▶ _Supplied material_
>>>

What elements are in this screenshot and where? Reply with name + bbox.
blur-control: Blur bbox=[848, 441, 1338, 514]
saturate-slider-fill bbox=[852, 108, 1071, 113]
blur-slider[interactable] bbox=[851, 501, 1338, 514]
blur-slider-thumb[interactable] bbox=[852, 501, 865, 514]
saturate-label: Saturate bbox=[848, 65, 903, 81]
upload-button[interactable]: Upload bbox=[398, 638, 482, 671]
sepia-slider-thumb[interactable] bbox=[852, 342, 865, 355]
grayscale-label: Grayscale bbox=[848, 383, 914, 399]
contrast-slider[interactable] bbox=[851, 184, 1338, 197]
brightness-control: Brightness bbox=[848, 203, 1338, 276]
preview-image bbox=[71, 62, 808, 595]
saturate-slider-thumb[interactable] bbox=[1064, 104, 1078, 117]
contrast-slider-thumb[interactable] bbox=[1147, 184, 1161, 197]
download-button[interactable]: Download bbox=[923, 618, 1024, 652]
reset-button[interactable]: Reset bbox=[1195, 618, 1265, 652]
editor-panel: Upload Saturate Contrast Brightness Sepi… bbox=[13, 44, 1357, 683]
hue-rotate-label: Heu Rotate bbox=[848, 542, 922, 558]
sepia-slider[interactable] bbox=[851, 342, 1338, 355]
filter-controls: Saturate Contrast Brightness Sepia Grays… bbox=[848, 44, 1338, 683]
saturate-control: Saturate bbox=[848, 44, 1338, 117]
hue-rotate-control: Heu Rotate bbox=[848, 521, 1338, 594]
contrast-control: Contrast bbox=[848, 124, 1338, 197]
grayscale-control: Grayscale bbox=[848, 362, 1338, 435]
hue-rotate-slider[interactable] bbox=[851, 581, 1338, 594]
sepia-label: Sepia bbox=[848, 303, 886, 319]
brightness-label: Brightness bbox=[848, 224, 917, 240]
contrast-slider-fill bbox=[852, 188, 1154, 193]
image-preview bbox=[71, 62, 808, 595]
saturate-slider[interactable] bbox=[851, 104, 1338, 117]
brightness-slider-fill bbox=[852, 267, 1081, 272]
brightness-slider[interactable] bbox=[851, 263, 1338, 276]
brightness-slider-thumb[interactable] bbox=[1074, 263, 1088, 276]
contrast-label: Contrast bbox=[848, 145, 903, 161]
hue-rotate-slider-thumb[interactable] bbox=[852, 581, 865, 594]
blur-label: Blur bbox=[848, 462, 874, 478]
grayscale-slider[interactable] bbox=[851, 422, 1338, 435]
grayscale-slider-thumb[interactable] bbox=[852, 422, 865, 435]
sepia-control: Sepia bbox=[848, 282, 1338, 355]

<<<

▶ _Your instructions_
Can you convert the material above into a numbered list, starting at its first line and ending with the line that contains "contrast-slider[interactable] bbox=[851, 184, 1338, 197]", with any blank lines left out?

▶ _Result of the exercise_
1. What elements are in this screenshot and where? Reply with name + bbox.
2. blur-control: Blur bbox=[848, 441, 1338, 514]
3. saturate-slider-fill bbox=[852, 108, 1071, 113]
4. blur-slider[interactable] bbox=[851, 501, 1338, 514]
5. blur-slider-thumb[interactable] bbox=[852, 501, 865, 514]
6. saturate-label: Saturate bbox=[848, 65, 903, 81]
7. upload-button[interactable]: Upload bbox=[398, 638, 482, 671]
8. sepia-slider-thumb[interactable] bbox=[852, 342, 865, 355]
9. grayscale-label: Grayscale bbox=[848, 383, 914, 399]
10. contrast-slider[interactable] bbox=[851, 184, 1338, 197]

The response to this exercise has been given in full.